## Exercise goal
Wherever the string "JSON" appears, copy the whole line.

-- Source material start --

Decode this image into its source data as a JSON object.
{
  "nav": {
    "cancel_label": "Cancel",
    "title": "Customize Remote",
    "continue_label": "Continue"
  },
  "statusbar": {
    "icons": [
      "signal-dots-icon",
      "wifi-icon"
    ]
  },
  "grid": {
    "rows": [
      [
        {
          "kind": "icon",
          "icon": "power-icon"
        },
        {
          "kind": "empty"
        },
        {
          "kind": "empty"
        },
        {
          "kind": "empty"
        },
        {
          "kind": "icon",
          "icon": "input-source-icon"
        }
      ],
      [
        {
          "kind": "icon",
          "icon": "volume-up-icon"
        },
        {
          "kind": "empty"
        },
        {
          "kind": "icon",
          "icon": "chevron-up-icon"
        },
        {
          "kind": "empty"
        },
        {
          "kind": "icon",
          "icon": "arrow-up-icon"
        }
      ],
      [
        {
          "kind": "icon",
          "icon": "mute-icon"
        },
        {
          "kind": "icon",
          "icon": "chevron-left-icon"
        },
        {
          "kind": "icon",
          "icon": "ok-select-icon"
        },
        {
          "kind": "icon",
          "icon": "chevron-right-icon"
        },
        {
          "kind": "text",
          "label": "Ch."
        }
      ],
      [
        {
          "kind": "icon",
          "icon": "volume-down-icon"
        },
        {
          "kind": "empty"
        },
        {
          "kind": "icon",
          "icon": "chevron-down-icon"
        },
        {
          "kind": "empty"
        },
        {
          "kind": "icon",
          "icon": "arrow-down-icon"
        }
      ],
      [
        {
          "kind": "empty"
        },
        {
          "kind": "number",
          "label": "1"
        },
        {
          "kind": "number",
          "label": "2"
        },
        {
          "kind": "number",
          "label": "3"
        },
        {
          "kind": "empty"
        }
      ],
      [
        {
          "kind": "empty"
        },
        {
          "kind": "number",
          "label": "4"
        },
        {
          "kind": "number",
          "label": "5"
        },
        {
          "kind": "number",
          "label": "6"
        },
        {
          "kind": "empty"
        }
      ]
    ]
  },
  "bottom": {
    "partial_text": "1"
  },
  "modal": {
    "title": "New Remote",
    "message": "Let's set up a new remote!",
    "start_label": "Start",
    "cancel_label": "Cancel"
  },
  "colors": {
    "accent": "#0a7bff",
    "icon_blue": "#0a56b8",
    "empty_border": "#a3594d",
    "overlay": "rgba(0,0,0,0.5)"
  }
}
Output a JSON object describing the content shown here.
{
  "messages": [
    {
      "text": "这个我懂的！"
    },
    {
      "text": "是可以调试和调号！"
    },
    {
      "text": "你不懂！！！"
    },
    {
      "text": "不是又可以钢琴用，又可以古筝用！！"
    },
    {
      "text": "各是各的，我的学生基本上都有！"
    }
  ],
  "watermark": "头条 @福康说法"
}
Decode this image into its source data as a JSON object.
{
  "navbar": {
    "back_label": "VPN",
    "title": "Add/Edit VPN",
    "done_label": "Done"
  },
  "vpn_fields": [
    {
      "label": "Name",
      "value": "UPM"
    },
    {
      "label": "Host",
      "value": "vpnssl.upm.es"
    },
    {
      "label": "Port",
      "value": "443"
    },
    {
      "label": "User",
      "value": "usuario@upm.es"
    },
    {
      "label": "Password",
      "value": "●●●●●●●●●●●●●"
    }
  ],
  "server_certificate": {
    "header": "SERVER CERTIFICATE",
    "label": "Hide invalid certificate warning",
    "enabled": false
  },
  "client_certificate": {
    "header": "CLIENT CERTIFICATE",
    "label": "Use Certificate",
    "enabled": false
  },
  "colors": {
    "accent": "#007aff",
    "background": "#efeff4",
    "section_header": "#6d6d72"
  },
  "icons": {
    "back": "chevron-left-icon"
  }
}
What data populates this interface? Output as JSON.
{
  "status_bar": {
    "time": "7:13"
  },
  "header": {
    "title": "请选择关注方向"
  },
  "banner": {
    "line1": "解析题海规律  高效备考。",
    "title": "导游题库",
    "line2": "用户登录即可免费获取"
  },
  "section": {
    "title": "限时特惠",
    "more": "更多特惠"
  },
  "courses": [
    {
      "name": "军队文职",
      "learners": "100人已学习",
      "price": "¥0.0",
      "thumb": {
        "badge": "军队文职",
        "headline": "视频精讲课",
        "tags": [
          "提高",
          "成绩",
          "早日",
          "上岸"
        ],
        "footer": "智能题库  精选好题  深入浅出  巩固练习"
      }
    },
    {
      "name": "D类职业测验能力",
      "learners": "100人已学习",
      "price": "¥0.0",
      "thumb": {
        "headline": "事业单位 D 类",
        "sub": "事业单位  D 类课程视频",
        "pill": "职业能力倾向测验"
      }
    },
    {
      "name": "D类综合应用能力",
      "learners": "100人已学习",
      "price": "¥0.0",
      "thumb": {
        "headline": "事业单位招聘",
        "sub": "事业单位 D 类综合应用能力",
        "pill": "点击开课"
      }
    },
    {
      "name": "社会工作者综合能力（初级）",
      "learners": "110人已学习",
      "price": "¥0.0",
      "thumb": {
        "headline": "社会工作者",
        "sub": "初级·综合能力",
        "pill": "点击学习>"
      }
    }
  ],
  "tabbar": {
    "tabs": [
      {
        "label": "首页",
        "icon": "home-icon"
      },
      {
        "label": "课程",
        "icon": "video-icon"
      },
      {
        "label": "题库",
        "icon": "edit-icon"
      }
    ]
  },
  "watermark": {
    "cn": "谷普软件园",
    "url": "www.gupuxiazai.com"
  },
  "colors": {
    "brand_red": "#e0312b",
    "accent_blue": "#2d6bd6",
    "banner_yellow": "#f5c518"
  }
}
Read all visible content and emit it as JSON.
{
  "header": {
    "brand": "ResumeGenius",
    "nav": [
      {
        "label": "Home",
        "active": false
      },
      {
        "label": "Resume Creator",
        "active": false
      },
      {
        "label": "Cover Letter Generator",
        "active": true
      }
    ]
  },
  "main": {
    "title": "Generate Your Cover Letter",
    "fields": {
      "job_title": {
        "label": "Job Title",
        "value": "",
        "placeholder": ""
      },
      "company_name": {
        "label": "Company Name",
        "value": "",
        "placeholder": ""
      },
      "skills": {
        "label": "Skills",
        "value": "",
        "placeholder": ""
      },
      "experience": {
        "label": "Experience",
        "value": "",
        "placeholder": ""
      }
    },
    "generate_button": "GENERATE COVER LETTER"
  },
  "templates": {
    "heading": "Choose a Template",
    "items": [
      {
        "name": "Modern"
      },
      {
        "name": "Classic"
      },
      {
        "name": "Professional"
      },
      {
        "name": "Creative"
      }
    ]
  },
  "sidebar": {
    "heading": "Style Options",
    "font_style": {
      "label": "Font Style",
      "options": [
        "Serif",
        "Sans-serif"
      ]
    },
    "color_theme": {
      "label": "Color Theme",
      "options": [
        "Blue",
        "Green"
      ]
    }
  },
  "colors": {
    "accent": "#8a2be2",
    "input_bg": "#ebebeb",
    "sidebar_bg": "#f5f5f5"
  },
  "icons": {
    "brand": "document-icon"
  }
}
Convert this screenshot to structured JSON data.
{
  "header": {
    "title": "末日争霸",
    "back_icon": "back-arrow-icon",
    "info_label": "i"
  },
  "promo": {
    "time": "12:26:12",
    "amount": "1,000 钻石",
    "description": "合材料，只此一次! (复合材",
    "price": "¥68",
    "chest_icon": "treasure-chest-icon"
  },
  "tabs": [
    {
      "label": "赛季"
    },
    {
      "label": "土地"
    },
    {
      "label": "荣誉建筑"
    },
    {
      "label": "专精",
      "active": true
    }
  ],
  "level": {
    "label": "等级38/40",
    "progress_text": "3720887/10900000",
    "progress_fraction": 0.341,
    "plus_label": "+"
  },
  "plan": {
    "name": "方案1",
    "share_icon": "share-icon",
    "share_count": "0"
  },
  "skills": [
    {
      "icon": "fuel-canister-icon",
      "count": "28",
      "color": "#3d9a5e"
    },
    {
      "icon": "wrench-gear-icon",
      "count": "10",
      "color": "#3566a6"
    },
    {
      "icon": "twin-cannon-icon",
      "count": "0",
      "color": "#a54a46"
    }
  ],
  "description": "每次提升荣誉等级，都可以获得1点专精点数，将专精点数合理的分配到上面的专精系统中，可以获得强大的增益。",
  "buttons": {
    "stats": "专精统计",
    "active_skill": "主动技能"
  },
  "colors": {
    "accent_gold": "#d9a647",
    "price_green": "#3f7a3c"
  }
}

-- Source material end --

## Full output
Decode this image into its source data as a JSON object.
Output a JSON object describing the content shown here.
Decode this image into its source data as a JSON object.
What data populates this interface? Output as JSON.
Read all visible content and emit it as JSON.
Convert this screenshot to structured JSON data.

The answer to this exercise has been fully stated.